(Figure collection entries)
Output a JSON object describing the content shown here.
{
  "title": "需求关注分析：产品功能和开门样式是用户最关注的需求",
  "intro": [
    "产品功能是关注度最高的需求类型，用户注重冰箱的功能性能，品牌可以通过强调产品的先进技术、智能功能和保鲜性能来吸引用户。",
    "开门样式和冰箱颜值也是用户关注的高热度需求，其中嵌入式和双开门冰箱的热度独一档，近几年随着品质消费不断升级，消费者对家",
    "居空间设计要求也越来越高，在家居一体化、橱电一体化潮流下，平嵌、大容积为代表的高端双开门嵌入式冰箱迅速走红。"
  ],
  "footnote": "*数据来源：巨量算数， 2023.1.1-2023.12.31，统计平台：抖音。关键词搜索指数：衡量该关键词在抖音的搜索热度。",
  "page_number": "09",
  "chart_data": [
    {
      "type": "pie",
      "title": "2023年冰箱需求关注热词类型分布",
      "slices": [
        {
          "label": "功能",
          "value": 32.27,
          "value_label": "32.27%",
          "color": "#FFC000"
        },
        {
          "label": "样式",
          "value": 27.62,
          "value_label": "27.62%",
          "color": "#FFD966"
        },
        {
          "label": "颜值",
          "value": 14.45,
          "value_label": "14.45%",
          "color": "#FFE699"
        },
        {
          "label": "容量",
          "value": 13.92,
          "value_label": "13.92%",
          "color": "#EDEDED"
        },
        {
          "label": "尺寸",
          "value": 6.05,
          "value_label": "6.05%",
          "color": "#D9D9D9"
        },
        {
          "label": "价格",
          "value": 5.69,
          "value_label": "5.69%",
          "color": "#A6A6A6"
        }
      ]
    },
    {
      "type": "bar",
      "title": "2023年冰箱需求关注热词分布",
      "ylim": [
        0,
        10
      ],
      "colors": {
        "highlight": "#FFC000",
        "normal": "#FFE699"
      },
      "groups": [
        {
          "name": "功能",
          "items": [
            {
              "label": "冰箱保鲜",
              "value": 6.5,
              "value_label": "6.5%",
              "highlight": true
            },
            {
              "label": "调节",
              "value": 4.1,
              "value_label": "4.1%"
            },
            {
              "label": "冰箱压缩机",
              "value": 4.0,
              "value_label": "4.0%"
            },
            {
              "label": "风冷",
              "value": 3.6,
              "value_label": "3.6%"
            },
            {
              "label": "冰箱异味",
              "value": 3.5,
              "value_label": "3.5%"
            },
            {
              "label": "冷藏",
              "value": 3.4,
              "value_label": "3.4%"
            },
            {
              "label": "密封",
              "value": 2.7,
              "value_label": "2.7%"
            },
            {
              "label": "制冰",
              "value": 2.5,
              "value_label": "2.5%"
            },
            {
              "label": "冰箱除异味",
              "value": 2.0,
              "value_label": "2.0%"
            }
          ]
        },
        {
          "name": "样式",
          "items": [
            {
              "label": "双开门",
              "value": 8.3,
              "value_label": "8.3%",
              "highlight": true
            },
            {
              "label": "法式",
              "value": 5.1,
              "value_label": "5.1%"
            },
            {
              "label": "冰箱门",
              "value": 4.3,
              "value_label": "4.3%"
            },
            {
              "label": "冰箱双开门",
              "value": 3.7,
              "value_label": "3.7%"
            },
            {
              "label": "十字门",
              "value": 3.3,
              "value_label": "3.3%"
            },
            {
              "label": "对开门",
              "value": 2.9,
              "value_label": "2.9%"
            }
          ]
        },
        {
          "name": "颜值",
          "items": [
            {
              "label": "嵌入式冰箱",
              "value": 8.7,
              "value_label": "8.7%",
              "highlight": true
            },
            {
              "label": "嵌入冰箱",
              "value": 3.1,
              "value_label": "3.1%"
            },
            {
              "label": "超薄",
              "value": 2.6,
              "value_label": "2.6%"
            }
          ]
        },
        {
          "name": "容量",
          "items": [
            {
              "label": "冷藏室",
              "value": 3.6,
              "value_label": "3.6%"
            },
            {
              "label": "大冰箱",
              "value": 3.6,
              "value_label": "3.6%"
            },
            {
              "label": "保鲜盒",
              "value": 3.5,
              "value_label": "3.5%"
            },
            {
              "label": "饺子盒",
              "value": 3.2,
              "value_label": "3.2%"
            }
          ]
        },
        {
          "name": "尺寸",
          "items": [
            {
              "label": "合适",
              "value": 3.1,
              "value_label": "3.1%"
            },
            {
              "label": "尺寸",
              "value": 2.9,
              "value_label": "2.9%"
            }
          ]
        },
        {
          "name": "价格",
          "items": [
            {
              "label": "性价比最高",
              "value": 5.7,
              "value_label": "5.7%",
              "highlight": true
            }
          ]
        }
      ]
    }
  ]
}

### [Task to complete]
Write down all the entries again without a single difference.

### [Solution for this task]
Output a JSON object describing the content shown here.
{
  "title": "需求关注分析：产品功能和开门样式是用户最关注的需求",
  "intro": [
    "产品功能是关注度最高的需求类型，用户注重冰箱的功能性能，品牌可以通过强调产品的先进技术、智能功能和保鲜性能来吸引用户。",
    "开门样式和冰箱颜值也是用户关注的高热度需求，其中嵌入式和双开门冰箱的热度独一档，近几年随着品质消费不断升级，消费者对家",
    "居空间设计要求也越来越高，在家居一体化、橱电一体化潮流下，平嵌、大容积为代表的高端双开门嵌入式冰箱迅速走红。"
  ],
  "footnote": "*数据来源：巨量算数， 2023.1.1-2023.12.31，统计平台：抖音。关键词搜索指数：衡量该关键词在抖音的搜索热度。",
  "page_number": "09",
  "chart_data": [
    {
      "type": "pie",
      "title": "2023年冰箱需求关注热词类型分布",
      "slices": [
        {
          "label": "功能",
          "value": 32.27,
          "value_label": "32.27%",
          "color": "#FFC000"
        },
        {
          "label": "样式",
          "value": 27.62,
          "value_label": "27.62%",
          "color": "#FFD966"
        },
        {
          "label": "颜值",
          "value": 14.45,
          "value_label": "14.45%",
          "color": "#FFE699"
        },
        {
          "label": "容量",
          "value": 13.92,
          "value_label": "13.92%",
          "color": "#EDEDED"
        },
        {
          "label": "尺寸",
          "value": 6.05,
          "value_label": "6.05%",
          "color": "#D9D9D9"
        },
        {
          "label": "价格",
          "value": 5.69,
          "value_label": "5.69%",
          "color": "#A6A6A6"
        }
      ]
    },
    {
      "type": "bar",
      "title": "2023年冰箱需求关注热词分布",
      "ylim": [
        0,
        10
      ],
      "colors": {
        "highlight": "#FFC000",
        "normal": "#FFE699"
      },
      "groups": [
        {
          "name": "功能",
          "items": [
            {
              "label": "冰箱保鲜",
              "value": 6.5,
              "value_label": "6.5%",
              "highlight": true
            },
            {
              "label": "调节",
              "value": 4.1,
              "value_label": "4.1%"
            },
            {
              "label": "冰箱压缩机",
              "value": 4.0,
              "value_label": "4.0%"
            },
            {
              "label": "风冷",
              "value": 3.6,
              "value_label": "3.6%"
            },
            {
              "label": "冰箱异味",
              "value": 3.5,
              "value_label": "3.5%"
            },
            {
              "label": "冷藏",
              "value": 3.4,
              "value_label": "3.4%"
            },
            {
              "label": "密封",
              "value": 2.7,
              "value_label": "2.7%"
            },
            {
              "label": "制冰",
              "value": 2.5,
              "value_label": "2.5%"
            },
            {
              "label": "冰箱除异味",
              "value": 2.0,
              "value_label": "2.0%"
            }
          ]
        },
        {
          "name": "样式",
          "items": [
            {
              "label": "双开门",
              "value": 8.3,
              "value_label": "8.3%",
              "highlight": true
            },
            {
              "label": "法式",
              "value": 5.1,
              "value_label": "5.1%"
            },
            {
              "label": "冰箱门",
              "value": 4.3,
              "value_label": "4.3%"
            },
            {
              "label": "冰箱双开门",
              "value": 3.7,
              "value_label": "3.7%"
            },
            {
              "label": "十字门",
              "value": 3.3,
              "value_label": "3.3%"
            },
            {
              "label": "对开门",
              "value": 2.9,
              "value_label": "2.9%"
            }
          ]
        },
        {
          "name": "颜值",
          "items": [
            {
              "label": "嵌入式冰箱",
              "value": 8.7,
              "value_label": "8.7%",
              "highlight": true
            },
            {
              "label": "嵌入冰箱",
              "value": 3.1,
              "value_label": "3.1%"
            },
            {
              "label": "超薄",
              "value": 2.6,
              "value_label": "2.6%"
            }
          ]
        },
        {
          "name": "容量",
          "items": [
            {
              "label": "冷藏室",
              "value": 3.6,
              "value_label": "3.6%"
            },
            {
              "label": "大冰箱",
              "value": 3.6,
              "value_label": "3.6%"
            },
            {
              "label": "保鲜盒",
              "value": 3.5,
              "value_label": "3.5%"
            },
            {
              "label": "饺子盒",
              "value": 3.2,
              "value_label": "3.2%"
            }
          ]
        },
        {
          "name": "尺寸",
          "items": [
            {
              "label": "合适",
              "value": 3.1,
              "value_label": "3.1%"
            },
            {
              "label": "尺寸",
              "value": 2.9,
              "value_label": "2.9%"
            }
          ]
        },
        {
          "name": "价格",
          "items": [
            {
              "label": "性价比最高",
              "value": 5.7,
              "value_label": "5.7%",
              "highlight": true
            }
          ]
        }
      ]
    }
  ]
}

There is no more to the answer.